# Stored rows start

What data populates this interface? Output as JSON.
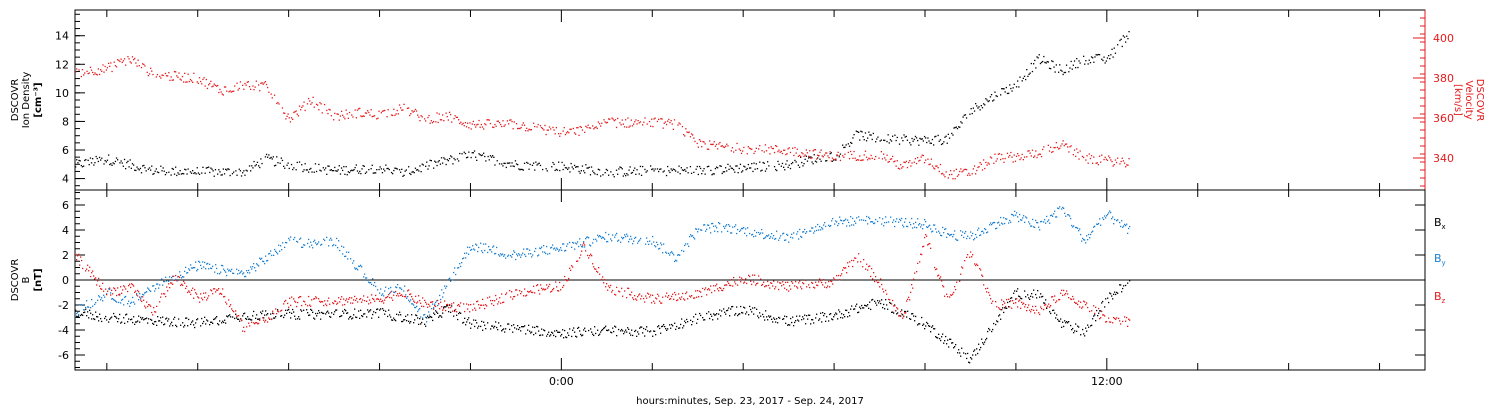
{
  "colors": {
    "density": "#000000",
    "velocity": "#e41a1c",
    "bx": "#000000",
    "by": "#1a7fd1",
    "bz": "#e41a1c",
    "frame": "#000000"
  },
  "xaxis": {
    "title": "hours:minutes, Sep. 23, 2017 - Sep. 24, 2017",
    "range_hours": [
      -10.7,
      19.0
    ],
    "major_ticks": [
      {
        "hour": 0,
        "label": "0:00"
      },
      {
        "hour": 12,
        "label": "12:00"
      }
    ],
    "minor_tick_step_hours": 2
  },
  "chart_data": [
    {
      "type": "scatter",
      "panel": "plasma",
      "ylabel_left": [
        "DSCOVR",
        "Ion Density",
        "[cm⁻³]"
      ],
      "ylabel_right": [
        "DSCOVR",
        "Velocity",
        "[km/s]"
      ],
      "left_axis": {
        "range": [
          3.2,
          15.8
        ],
        "ticks": [
          "4",
          "6",
          "8",
          "10",
          "12",
          "14"
        ]
      },
      "right_axis": {
        "range": [
          324,
          414
        ],
        "ticks": [
          "340",
          "360",
          "380",
          "400"
        ]
      },
      "series": [
        {
          "axis": "left",
          "x": [
            -10.7,
            -10.0,
            -9.0,
            -8.0,
            -7.0,
            -6.5,
            -6.0,
            -5.0,
            -4.0,
            -3.5,
            -3.0,
            -2.0,
            -1.0,
            0.0,
            1.0,
            2.0,
            3.0,
            4.0,
            5.0,
            5.5,
            6.0,
            6.5,
            7.0,
            8.0,
            8.5,
            9.0,
            9.5,
            10.0,
            10.5,
            11.0,
            11.5,
            12.0,
            12.5
          ],
          "y": [
            5.0,
            5.4,
            4.6,
            4.5,
            4.5,
            5.4,
            5.0,
            4.6,
            4.8,
            4.4,
            4.9,
            5.7,
            5.0,
            4.9,
            4.5,
            4.6,
            4.6,
            4.8,
            5.0,
            5.4,
            5.6,
            7.1,
            6.8,
            6.7,
            6.8,
            8.8,
            9.8,
            10.6,
            12.4,
            11.6,
            12.4,
            12.4,
            14.3
          ]
        },
        {
          "axis": "right",
          "x": [
            -10.7,
            -10.0,
            -9.5,
            -9.0,
            -8.0,
            -7.5,
            -7.0,
            -6.5,
            -6.0,
            -5.5,
            -5.0,
            -4.5,
            -4.0,
            -3.5,
            -3.0,
            -2.5,
            -2.0,
            -1.0,
            0.0,
            0.5,
            1.0,
            2.0,
            2.5,
            3.0,
            4.0,
            5.0,
            6.0,
            7.0,
            7.5,
            8.0,
            8.5,
            9.0,
            9.5,
            10.0,
            10.5,
            11.0,
            11.5,
            12.0,
            12.5
          ],
          "y": [
            383,
            385,
            390,
            382,
            380,
            374,
            377,
            376,
            360,
            369,
            361,
            363,
            362,
            365,
            360,
            361,
            357,
            357,
            353,
            354,
            358,
            358,
            357,
            347,
            345,
            344,
            341,
            342,
            336,
            340,
            332,
            333,
            340,
            341,
            343,
            347,
            340,
            339,
            338
          ]
        }
      ]
    },
    {
      "type": "scatter",
      "panel": "magnetic-field",
      "ylabel_left": [
        "DSCOVR",
        "B",
        "[nT]"
      ],
      "left_axis": {
        "range": [
          -7.2,
          7.2
        ],
        "ticks": [
          "-6",
          "-4",
          "-2",
          "0",
          "2",
          "4",
          "6"
        ]
      },
      "zero_line": true,
      "legend": {
        "placement": "right",
        "entries": [
          "B",
          "B",
          "B"
        ],
        "subscripts": [
          "x",
          "y",
          "z"
        ]
      },
      "series": [
        {
          "key": "bx",
          "x": [
            -10.7,
            -10.0,
            -9.0,
            -8.0,
            -7.0,
            -6.0,
            -5.0,
            -4.0,
            -3.0,
            -2.5,
            -2.0,
            -1.0,
            0.0,
            1.0,
            2.0,
            3.0,
            4.0,
            5.0,
            6.0,
            7.0,
            7.5,
            8.0,
            9.0,
            9.5,
            10.0,
            10.5,
            11.0,
            11.5,
            12.0,
            12.5
          ],
          "y": [
            -2.5,
            -3.0,
            -3.2,
            -3.4,
            -2.8,
            -2.7,
            -2.7,
            -2.6,
            -3.3,
            -2.2,
            -3.5,
            -3.8,
            -4.2,
            -4.0,
            -4.1,
            -3.0,
            -2.3,
            -3.3,
            -2.8,
            -1.7,
            -2.6,
            -3.5,
            -6.3,
            -3.5,
            -1.0,
            -1.2,
            -3.5,
            -4.1,
            -1.5,
            0.0
          ]
        },
        {
          "key": "by",
          "x": [
            -10.7,
            -10.0,
            -9.5,
            -9.0,
            -8.0,
            -7.0,
            -6.0,
            -5.5,
            -5.0,
            -4.0,
            -3.5,
            -3.0,
            -2.0,
            -1.0,
            -0.5,
            0.0,
            1.0,
            2.0,
            2.5,
            3.0,
            3.5,
            4.0,
            5.0,
            6.0,
            7.0,
            8.0,
            8.5,
            9.0,
            9.5,
            10.0,
            10.5,
            11.0,
            11.5,
            12.0,
            12.5
          ],
          "y": [
            -2.5,
            -1.0,
            -1.8,
            -0.5,
            1.2,
            0.5,
            3.1,
            3.0,
            3.2,
            -0.9,
            -0.6,
            -3.2,
            2.8,
            2.0,
            2.4,
            2.6,
            3.5,
            3.2,
            1.8,
            4.1,
            4.3,
            4.0,
            3.4,
            4.7,
            4.8,
            4.5,
            3.7,
            3.5,
            4.5,
            5.2,
            4.3,
            5.8,
            3.2,
            5.3,
            3.9
          ]
        },
        {
          "key": "bz",
          "x": [
            -10.7,
            -10.0,
            -9.5,
            -9.0,
            -8.5,
            -8.0,
            -7.5,
            -7.0,
            -6.5,
            -6.0,
            -5.0,
            -4.0,
            -3.5,
            -3.0,
            -2.0,
            -1.0,
            0.0,
            0.5,
            1.0,
            2.0,
            3.0,
            4.0,
            5.0,
            6.0,
            6.5,
            7.0,
            7.5,
            8.0,
            8.5,
            9.0,
            9.5,
            10.0,
            10.5,
            11.0,
            11.5,
            12.0,
            12.5
          ],
          "y": [
            2.0,
            -1.0,
            -0.5,
            -2.5,
            0.3,
            -1.4,
            -0.8,
            -3.8,
            -3.0,
            -1.7,
            -1.6,
            -1.5,
            -0.9,
            -1.9,
            -2.2,
            -1.0,
            -0.4,
            2.8,
            -0.6,
            -1.5,
            -1.1,
            0.2,
            -0.5,
            -0.1,
            1.9,
            -0.2,
            -3.1,
            3.5,
            -1.7,
            2.4,
            -2.0,
            -1.8,
            -2.5,
            -1.0,
            -2.0,
            -3.0,
            -3.3
          ]
        }
      ]
    }
  ]
}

# Stored rows end

Stated goal
Repeat each record exactly as shown above, dropping all images.

Answer in full
What data populates this interface? Output as JSON.
{
  "colors": {
    "density": "#000000",
    "velocity": "#e41a1c",
    "bx": "#000000",
    "by": "#1a7fd1",
    "bz": "#e41a1c",
    "frame": "#000000"
  },
  "xaxis": {
    "title": "hours:minutes, Sep. 23, 2017 - Sep. 24, 2017",
    "range_hours": [
      -10.7,
      19.0
    ],
    "major_ticks": [
      {
        "hour": 0,
        "label": "0:00"
      },
      {
        "hour": 12,
        "label": "12:00"
      }
    ],
    "minor_tick_step_hours": 2
  },
  "chart_data": [
    {
      "type": "scatter",
      "panel": "plasma",
      "ylabel_left": [
        "DSCOVR",
        "Ion Density",
        "[cm⁻³]"
      ],
      "ylabel_right": [
        "DSCOVR",
        "Velocity",
        "[km/s]"
      ],
      "left_axis": {
        "range": [
          3.2,
          15.8
        ],
        "ticks": [
          "4",
          "6",
          "8",
          "10",
          "12",
          "14"
        ]
      },
      "right_axis": {
        "range": [
          324,
          414
        ],
        "ticks": [
          "340",
          "360",
          "380",
          "400"
        ]
      },
      "series": [
        {
          "axis": "left",
          "x": [
            -10.7,
            -10.0,
            -9.0,
            -8.0,
            -7.0,
            -6.5,
            -6.0,
            -5.0,
            -4.0,
            -3.5,
            -3.0,
            -2.0,
            -1.0,
            0.0,
            1.0,
            2.0,
            3.0,
            4.0,
            5.0,
            5.5,
            6.0,
            6.5,
            7.0,
            8.0,
            8.5,
            9.0,
            9.5,
            10.0,
            10.5,
            11.0,
            11.5,
            12.0,
            12.5
          ],
          "y": [
            5.0,
            5.4,
            4.6,
            4.5,
            4.5,
            5.4,
            5.0,
            4.6,
            4.8,
            4.4,
            4.9,
            5.7,
            5.0,
            4.9,
            4.5,
            4.6,
            4.6,
            4.8,
            5.0,
            5.4,
            5.6,
            7.1,
            6.8,
            6.7,
            6.8,
            8.8,
            9.8,
            10.6,
            12.4,
            11.6,
            12.4,
            12.4,
            14.3
          ]
        },
        {
          "axis": "right",
          "x": [
            -10.7,
            -10.0,
            -9.5,
            -9.0,
            -8.0,
            -7.5,
            -7.0,
            -6.5,
            -6.0,
            -5.5,
            -5.0,
            -4.5,
            -4.0,
            -3.5,
            -3.0,
            -2.5,
            -2.0,
            -1.0,
            0.0,
            0.5,
            1.0,
            2.0,
            2.5,
            3.0,
            4.0,
            5.0,
            6.0,
            7.0,
            7.5,
            8.0,
            8.5,
            9.0,
            9.5,
            10.0,
            10.5,
            11.0,
            11.5,
            12.0,
            12.5
          ],
          "y": [
            383,
            385,
            390,
            382,
            380,
            374,
            377,
            376,
            360,
            369,
            361,
            363,
            362,
            365,
            360,
            361,
            357,
            357,
            353,
            354,
            358,
            358,
            357,
            347,
            345,
            344,
            341,
            342,
            336,
            340,
            332,
            333,
            340,
            341,
            343,
            347,
            340,
            339,
            338
          ]
        }
      ]
    },
    {
      "type": "scatter",
      "panel": "magnetic-field",
      "ylabel_left": [
        "DSCOVR",
        "B",
        "[nT]"
      ],
      "left_axis": {
        "range": [
          -7.2,
          7.2
        ],
        "ticks": [
          "-6",
          "-4",
          "-2",
          "0",
          "2",
          "4",
          "6"
        ]
      },
      "zero_line": true,
      "legend": {
        "placement": "right",
        "entries": [
          "B",
          "B",
          "B"
        ],
        "subscripts": [
          "x",
          "y",
          "z"
        ]
      },
      "series": [
        {
          "key": "bx",
          "x": [
            -10.7,
            -10.0,
            -9.0,
            -8.0,
            -7.0,
            -6.0,
            -5.0,
            -4.0,
            -3.0,
            -2.5,
            -2.0,
            -1.0,
            0.0,
            1.0,
            2.0,
            3.0,
            4.0,
            5.0,
            6.0,
            7.0,
            7.5,
            8.0,
            9.0,
            9.5,
            10.0,
            10.5,
            11.0,
            11.5,
            12.0,
            12.5
          ],
          "y": [
            -2.5,
            -3.0,
            -3.2,
            -3.4,
            -2.8,
            -2.7,
            -2.7,
            -2.6,
            -3.3,
            -2.2,
            -3.5,
            -3.8,
            -4.2,
            -4.0,
            -4.1,
            -3.0,
            -2.3,
            -3.3,
            -2.8,
            -1.7,
            -2.6,
            -3.5,
            -6.3,
            -3.5,
            -1.0,
            -1.2,
            -3.5,
            -4.1,
            -1.5,
            0.0
          ]
        },
        {
          "key": "by",
          "x": [
            -10.7,
            -10.0,
            -9.5,
            -9.0,
            -8.0,
            -7.0,
            -6.0,
            -5.5,
            -5.0,
            -4.0,
            -3.5,
            -3.0,
            -2.0,
            -1.0,
            -0.5,
            0.0,
            1.0,
            2.0,
            2.5,
            3.0,
            3.5,
            4.0,
            5.0,
            6.0,
            7.0,
            8.0,
            8.5,
            9.0,
            9.5,
            10.0,
            10.5,
            11.0,
            11.5,
            12.0,
            12.5
          ],
          "y": [
            -2.5,
            -1.0,
            -1.8,
            -0.5,
            1.2,
            0.5,
            3.1,
            3.0,
            3.2,
            -0.9,
            -0.6,
            -3.2,
            2.8,
            2.0,
            2.4,
            2.6,
            3.5,
            3.2,
            1.8,
            4.1,
            4.3,
            4.0,
            3.4,
            4.7,
            4.8,
            4.5,
            3.7,
            3.5,
            4.5,
            5.2,
            4.3,
            5.8,
            3.2,
            5.3,
            3.9
          ]
        },
        {
          "key": "bz",
          "x": [
            -10.7,
            -10.0,
            -9.5,
            -9.0,
            -8.5,
            -8.0,
            -7.5,
            -7.0,
            -6.5,
            -6.0,
            -5.0,
            -4.0,
            -3.5,
            -3.0,
            -2.0,
            -1.0,
            0.0,
            0.5,
            1.0,
            2.0,
            3.0,
            4.0,
            5.0,
            6.0,
            6.5,
            7.0,
            7.5,
            8.0,
            8.5,
            9.0,
            9.5,
            10.0,
            10.5,
            11.0,
            11.5,
            12.0,
            12.5
          ],
          "y": [
            2.0,
            -1.0,
            -0.5,
            -2.5,
            0.3,
            -1.4,
            -0.8,
            -3.8,
            -3.0,
            -1.7,
            -1.6,
            -1.5,
            -0.9,
            -1.9,
            -2.2,
            -1.0,
            -0.4,
            2.8,
            -0.6,
            -1.5,
            -1.1,
            0.2,
            -0.5,
            -0.1,
            1.9,
            -0.2,
            -3.1,
            3.5,
            -1.7,
            2.4,
            -2.0,
            -1.8,
            -2.5,
            -1.0,
            -2.0,
            -3.0,
            -3.3
          ]
        }
      ]
    }
  ]
}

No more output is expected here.